● **STATED PROBLEM**
Find the word "Perfectly" in the data. Return every line where it appears.

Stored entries

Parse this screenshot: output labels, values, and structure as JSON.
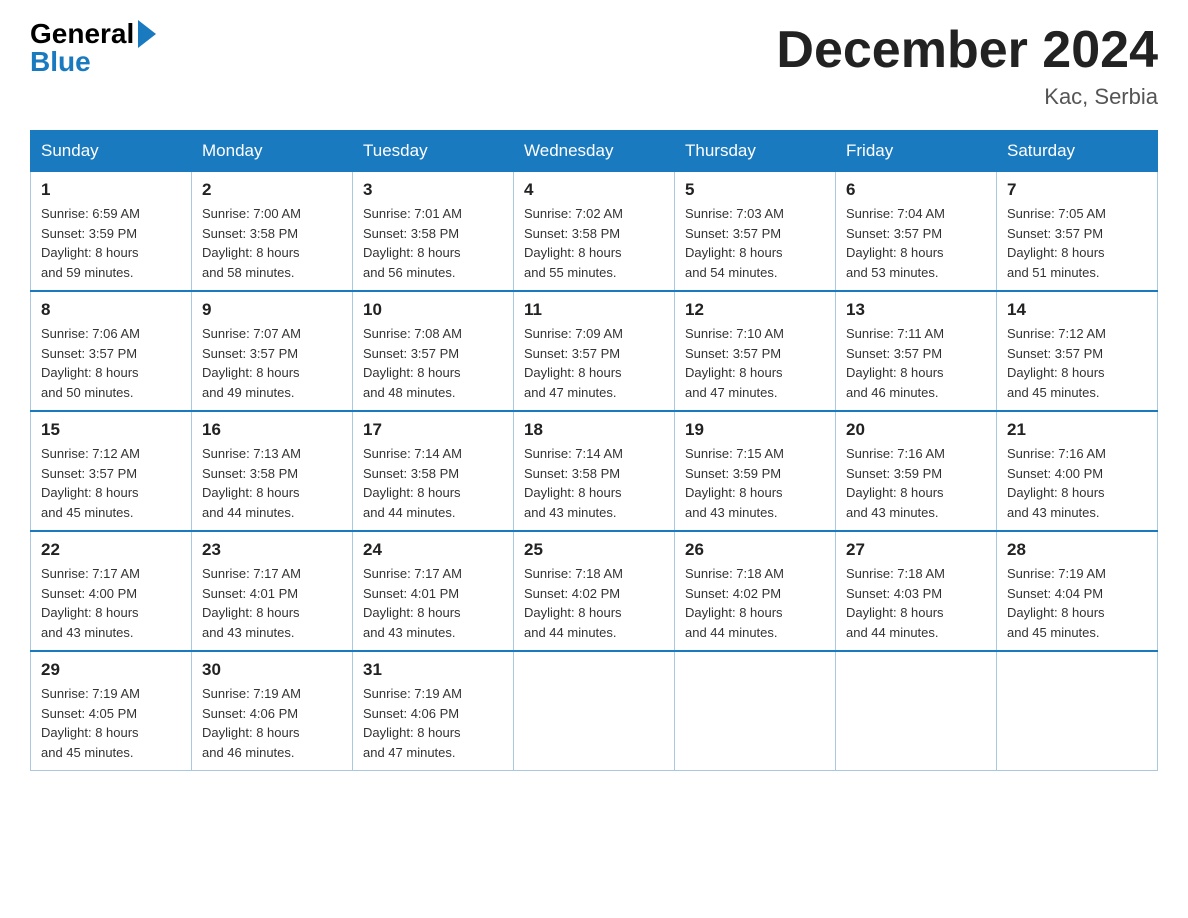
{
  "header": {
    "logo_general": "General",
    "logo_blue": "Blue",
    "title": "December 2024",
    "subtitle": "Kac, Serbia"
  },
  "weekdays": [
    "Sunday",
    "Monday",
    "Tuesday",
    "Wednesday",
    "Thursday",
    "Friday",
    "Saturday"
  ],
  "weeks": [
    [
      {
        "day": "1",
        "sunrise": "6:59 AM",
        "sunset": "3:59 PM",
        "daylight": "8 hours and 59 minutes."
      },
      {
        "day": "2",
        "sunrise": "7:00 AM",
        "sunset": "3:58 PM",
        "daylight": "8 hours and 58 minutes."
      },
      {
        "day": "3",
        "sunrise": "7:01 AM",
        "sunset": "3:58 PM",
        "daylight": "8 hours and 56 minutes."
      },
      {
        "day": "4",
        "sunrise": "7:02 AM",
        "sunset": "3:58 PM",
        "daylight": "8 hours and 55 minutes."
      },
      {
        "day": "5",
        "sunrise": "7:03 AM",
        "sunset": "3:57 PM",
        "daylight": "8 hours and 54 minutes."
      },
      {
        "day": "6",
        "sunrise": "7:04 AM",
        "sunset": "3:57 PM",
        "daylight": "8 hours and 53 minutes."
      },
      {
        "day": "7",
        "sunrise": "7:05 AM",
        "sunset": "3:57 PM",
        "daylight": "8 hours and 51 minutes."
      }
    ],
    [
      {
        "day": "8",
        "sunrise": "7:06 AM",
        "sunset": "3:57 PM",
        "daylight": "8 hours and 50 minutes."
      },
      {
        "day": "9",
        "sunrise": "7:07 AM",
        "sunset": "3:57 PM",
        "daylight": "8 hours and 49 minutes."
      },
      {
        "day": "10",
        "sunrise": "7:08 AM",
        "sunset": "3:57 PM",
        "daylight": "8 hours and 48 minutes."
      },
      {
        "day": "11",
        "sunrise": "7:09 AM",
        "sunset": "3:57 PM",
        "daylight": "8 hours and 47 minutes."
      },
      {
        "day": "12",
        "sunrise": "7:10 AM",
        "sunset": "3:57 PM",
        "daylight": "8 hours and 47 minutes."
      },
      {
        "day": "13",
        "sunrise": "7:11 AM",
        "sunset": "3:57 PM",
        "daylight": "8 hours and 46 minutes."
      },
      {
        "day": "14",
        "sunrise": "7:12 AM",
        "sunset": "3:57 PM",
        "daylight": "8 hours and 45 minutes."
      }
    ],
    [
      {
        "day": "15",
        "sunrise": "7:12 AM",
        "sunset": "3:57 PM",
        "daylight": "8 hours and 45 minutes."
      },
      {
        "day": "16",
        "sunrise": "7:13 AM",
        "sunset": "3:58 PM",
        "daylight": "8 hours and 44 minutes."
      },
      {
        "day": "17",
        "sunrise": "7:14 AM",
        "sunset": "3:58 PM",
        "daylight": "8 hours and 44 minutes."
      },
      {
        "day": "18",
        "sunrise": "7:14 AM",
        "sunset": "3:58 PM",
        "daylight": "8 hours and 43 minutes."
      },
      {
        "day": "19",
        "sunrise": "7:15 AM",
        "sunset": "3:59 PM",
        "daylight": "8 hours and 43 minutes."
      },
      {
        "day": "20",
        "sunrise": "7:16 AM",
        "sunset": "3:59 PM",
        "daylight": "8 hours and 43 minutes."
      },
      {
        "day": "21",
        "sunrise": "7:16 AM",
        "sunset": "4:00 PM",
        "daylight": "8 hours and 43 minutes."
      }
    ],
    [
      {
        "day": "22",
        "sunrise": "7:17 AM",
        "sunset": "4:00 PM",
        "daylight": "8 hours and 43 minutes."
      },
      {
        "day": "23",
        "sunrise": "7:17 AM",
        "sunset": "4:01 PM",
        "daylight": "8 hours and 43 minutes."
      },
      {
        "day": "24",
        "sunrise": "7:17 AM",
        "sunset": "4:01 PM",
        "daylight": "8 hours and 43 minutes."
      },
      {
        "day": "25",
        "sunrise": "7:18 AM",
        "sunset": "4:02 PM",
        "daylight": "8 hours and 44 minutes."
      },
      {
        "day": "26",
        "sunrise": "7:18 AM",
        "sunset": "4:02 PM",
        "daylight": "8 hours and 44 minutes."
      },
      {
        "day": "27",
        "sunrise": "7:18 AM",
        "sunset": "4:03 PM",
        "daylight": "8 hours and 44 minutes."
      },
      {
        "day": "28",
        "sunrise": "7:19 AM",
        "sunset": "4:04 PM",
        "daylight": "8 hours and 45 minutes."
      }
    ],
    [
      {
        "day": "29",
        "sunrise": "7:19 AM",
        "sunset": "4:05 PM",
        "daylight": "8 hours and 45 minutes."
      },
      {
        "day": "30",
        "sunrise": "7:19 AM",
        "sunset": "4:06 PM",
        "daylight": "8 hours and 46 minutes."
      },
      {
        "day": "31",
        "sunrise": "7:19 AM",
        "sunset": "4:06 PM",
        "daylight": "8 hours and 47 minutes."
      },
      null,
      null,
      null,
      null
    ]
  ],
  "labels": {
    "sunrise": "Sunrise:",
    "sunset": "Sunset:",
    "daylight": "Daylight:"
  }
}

---

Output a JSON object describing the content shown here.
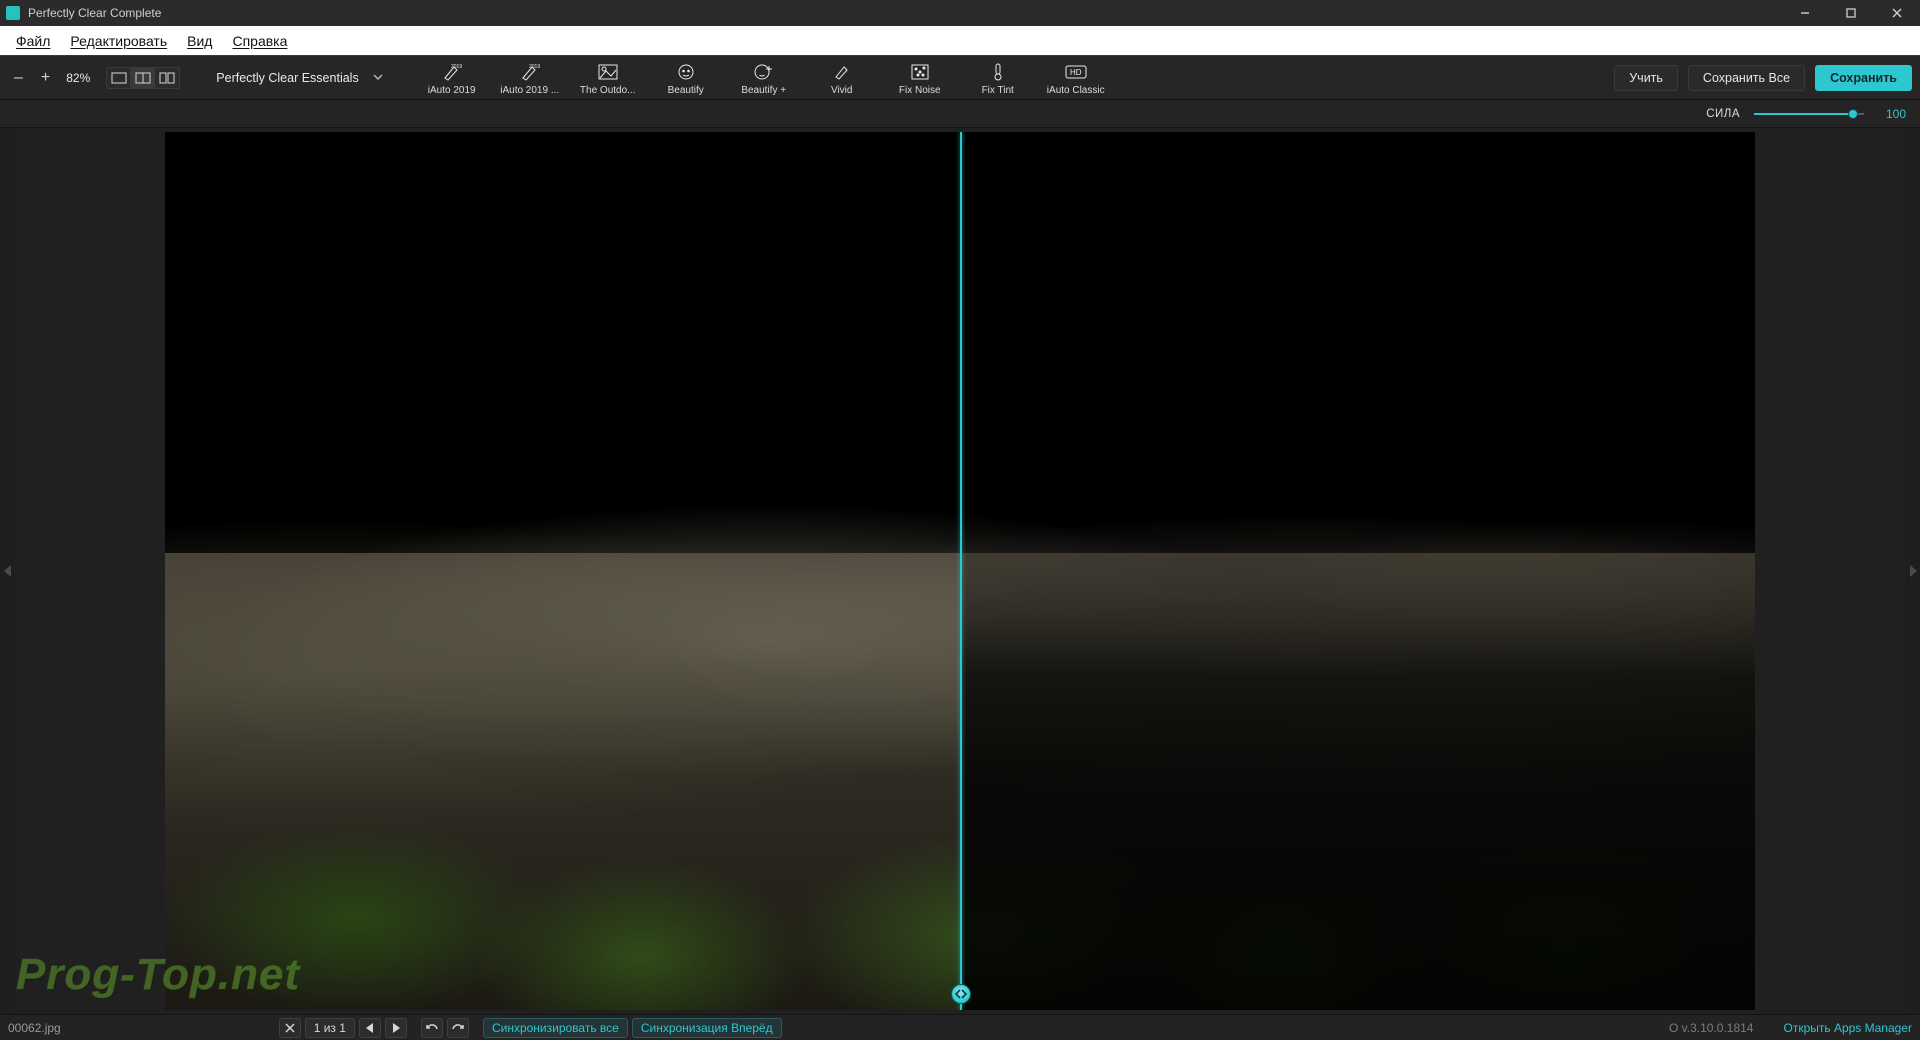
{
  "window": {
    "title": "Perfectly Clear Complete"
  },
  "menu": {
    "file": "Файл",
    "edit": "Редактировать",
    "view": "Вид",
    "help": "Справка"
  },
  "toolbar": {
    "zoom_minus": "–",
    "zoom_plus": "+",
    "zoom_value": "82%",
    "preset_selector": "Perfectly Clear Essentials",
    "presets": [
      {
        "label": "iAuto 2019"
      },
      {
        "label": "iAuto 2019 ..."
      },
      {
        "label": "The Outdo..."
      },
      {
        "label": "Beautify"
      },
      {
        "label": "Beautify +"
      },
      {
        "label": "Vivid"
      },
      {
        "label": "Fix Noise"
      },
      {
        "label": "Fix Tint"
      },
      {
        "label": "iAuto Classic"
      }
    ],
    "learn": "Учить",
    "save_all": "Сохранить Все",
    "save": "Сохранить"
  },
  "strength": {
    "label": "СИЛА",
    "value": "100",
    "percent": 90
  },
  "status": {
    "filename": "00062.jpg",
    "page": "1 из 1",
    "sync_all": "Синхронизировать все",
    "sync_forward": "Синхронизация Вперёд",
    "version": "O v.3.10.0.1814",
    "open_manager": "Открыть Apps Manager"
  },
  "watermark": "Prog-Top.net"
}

● **EXERCISE RESPONSE**
    "title": "Perfectly Clear Complete"
    "preset_selector": "Perfectly Clear Essentials",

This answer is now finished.